>>
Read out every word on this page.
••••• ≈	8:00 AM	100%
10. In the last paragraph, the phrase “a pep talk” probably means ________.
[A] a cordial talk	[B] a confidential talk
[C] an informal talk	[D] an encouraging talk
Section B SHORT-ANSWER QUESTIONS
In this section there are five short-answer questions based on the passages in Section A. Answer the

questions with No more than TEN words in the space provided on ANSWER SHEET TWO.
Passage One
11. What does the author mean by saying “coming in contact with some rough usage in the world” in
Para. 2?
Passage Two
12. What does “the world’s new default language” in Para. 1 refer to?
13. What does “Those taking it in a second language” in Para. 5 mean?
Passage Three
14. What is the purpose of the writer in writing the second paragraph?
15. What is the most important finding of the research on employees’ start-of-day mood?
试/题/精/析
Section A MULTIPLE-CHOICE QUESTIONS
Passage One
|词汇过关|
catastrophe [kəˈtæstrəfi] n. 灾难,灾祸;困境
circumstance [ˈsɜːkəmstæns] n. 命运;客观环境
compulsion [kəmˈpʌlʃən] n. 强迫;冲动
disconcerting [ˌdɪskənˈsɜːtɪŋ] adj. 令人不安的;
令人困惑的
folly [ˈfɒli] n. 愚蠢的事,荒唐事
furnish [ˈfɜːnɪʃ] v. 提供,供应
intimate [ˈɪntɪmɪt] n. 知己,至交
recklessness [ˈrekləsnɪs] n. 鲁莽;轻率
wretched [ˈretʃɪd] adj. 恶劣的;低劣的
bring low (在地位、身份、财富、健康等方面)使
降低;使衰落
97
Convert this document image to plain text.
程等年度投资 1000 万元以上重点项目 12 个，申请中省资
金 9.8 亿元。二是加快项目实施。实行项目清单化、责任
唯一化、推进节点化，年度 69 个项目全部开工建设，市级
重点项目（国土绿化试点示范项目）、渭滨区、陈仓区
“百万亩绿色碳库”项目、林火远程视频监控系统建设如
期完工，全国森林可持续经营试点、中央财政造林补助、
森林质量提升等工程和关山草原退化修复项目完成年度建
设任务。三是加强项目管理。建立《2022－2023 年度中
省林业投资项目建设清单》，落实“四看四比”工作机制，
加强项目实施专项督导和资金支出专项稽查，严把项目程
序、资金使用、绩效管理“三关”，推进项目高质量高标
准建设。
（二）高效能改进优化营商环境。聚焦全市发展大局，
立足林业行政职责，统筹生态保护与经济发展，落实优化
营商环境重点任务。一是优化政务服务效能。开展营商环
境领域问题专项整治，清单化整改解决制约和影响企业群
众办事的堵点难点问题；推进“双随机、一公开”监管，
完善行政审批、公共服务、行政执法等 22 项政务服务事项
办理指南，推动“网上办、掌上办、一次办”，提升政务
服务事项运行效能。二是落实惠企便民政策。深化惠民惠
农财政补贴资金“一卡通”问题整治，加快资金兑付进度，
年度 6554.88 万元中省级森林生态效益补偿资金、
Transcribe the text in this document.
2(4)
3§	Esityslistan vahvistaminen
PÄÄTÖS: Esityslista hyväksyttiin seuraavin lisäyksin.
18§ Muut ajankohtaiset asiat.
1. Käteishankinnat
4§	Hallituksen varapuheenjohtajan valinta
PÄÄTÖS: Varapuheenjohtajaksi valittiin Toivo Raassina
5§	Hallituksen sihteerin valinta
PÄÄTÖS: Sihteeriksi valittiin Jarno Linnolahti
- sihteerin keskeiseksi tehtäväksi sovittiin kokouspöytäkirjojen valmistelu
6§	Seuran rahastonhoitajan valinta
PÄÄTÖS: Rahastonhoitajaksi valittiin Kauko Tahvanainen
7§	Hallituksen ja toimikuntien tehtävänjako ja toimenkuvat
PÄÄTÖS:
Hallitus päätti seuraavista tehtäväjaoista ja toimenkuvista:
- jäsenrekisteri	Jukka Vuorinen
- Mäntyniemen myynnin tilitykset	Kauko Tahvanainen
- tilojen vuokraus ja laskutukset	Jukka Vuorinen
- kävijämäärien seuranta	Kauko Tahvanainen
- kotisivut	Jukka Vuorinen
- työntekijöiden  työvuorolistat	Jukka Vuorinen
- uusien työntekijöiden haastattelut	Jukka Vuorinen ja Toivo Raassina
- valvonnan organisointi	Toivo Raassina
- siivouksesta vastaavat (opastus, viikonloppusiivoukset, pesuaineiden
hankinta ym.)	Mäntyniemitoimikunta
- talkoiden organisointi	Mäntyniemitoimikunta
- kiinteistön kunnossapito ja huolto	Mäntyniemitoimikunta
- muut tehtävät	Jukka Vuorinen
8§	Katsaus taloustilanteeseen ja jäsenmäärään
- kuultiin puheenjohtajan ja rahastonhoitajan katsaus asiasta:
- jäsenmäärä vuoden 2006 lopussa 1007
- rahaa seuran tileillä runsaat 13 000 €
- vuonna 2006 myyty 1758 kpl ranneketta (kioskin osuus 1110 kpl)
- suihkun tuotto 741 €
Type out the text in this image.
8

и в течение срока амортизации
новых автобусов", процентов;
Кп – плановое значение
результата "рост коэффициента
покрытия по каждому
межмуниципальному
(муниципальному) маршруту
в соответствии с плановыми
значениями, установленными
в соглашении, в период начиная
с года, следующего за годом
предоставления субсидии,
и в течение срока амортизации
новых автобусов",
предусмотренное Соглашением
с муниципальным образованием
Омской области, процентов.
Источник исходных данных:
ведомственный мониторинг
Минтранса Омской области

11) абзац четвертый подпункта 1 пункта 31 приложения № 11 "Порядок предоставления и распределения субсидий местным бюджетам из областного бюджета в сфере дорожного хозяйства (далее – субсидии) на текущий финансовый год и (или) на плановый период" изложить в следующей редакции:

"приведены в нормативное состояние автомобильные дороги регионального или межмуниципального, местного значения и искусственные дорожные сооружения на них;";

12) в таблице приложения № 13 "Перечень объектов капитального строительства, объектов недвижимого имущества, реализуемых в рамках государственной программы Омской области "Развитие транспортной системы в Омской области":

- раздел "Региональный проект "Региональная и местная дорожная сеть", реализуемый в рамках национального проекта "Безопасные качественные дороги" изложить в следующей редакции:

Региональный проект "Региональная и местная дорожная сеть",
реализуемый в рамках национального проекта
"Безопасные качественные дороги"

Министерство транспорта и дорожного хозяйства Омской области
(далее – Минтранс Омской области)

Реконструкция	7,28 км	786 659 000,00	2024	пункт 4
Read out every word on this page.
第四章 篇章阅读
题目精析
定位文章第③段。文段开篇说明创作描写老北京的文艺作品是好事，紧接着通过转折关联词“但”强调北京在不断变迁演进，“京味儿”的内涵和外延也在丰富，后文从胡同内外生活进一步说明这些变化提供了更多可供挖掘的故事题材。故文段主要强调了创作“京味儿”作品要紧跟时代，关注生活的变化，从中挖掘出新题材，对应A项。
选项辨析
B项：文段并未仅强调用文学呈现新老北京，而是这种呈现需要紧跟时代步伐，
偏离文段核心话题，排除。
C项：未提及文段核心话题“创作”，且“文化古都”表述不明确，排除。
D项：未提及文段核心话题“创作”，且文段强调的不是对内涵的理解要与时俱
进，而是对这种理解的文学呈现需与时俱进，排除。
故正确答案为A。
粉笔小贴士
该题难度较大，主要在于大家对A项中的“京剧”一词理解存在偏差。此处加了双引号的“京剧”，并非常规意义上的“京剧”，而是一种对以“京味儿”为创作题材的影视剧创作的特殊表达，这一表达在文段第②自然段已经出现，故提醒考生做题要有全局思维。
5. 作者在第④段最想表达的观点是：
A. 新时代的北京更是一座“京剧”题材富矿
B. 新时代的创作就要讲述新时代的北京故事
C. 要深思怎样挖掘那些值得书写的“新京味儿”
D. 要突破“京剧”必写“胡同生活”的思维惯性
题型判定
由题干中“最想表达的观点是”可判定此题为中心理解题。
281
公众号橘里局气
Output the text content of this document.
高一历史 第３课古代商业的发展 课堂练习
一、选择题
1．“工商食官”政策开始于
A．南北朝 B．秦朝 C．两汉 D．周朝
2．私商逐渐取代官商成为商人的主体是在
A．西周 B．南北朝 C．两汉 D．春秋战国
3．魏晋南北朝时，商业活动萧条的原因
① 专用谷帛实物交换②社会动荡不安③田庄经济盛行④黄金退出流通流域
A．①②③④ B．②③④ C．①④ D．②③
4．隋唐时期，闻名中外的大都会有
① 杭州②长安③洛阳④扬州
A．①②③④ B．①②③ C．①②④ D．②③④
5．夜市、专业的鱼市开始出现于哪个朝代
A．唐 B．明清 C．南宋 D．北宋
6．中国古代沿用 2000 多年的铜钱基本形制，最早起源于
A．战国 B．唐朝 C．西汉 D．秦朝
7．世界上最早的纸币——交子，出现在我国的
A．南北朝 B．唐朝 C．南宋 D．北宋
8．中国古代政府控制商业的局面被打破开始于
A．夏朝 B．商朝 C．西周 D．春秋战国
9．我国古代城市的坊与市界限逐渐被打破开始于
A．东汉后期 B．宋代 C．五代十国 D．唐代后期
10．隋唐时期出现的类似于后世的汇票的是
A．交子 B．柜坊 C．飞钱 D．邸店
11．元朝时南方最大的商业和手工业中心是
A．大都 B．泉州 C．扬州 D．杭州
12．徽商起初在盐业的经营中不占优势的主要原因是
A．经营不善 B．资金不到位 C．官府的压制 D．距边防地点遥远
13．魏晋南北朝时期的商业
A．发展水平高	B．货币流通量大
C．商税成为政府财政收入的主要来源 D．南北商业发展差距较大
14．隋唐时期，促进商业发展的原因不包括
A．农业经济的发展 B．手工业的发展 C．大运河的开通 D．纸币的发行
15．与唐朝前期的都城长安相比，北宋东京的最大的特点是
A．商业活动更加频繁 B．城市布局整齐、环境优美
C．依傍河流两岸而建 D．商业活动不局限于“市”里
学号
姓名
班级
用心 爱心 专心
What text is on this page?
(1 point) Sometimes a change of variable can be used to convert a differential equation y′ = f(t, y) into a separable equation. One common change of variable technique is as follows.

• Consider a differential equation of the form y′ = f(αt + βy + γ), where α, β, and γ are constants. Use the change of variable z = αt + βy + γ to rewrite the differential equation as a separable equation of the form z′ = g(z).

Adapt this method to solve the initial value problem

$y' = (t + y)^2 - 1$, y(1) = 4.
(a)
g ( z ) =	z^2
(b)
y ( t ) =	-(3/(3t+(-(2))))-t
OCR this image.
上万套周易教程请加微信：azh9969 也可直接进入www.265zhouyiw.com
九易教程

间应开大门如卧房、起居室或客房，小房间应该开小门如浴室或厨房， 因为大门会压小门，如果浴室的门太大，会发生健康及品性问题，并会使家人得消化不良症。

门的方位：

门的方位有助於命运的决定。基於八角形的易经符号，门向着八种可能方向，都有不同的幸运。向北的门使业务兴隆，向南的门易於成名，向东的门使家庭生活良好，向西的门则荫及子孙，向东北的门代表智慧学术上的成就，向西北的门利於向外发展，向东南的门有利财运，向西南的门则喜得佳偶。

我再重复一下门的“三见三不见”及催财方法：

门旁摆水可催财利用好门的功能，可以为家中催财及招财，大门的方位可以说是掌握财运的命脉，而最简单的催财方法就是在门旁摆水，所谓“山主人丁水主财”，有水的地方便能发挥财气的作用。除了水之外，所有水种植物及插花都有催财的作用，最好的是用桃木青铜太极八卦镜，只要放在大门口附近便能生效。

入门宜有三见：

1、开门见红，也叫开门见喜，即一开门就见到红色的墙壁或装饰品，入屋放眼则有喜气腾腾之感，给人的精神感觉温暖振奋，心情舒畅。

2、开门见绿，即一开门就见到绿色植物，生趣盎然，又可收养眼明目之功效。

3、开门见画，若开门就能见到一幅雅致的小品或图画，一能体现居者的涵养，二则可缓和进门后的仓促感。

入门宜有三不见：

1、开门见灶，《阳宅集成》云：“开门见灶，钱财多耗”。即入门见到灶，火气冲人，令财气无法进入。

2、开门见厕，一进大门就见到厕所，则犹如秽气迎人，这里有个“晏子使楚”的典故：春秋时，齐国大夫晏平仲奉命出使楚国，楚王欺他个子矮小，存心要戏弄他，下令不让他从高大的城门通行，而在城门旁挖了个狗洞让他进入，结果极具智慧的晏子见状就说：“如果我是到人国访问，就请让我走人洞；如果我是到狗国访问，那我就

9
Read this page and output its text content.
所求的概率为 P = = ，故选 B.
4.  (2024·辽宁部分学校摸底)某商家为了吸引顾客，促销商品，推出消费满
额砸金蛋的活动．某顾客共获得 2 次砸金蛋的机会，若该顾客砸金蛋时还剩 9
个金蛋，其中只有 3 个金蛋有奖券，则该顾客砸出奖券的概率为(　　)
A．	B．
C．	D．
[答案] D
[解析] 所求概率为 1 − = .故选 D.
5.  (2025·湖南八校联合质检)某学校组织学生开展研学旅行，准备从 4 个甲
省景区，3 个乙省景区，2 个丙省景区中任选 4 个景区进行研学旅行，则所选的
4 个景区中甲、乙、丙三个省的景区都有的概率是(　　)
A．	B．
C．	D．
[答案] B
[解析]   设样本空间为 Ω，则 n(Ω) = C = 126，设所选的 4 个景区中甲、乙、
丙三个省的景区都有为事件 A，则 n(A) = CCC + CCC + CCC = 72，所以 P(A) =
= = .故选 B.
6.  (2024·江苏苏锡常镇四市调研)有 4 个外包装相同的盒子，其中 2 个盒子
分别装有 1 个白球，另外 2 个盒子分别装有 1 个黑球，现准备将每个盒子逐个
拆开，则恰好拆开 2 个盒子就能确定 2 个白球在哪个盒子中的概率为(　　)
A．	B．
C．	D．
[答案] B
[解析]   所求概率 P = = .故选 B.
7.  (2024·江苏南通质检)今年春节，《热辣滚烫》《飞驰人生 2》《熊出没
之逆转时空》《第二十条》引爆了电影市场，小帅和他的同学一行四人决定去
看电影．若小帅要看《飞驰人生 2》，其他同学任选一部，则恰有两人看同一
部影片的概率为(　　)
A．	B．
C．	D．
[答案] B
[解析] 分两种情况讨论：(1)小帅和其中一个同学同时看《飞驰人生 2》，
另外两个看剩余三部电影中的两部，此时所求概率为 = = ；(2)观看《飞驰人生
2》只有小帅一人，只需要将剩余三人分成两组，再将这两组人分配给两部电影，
<<
## GIVEN REQUEST
Select all lines in the listing that include the word "second".

## REPLY
13. What does “Those taking it in a second language” in Para. 5 mean?
14. What is the purpose of the writer in writing the second paragraph?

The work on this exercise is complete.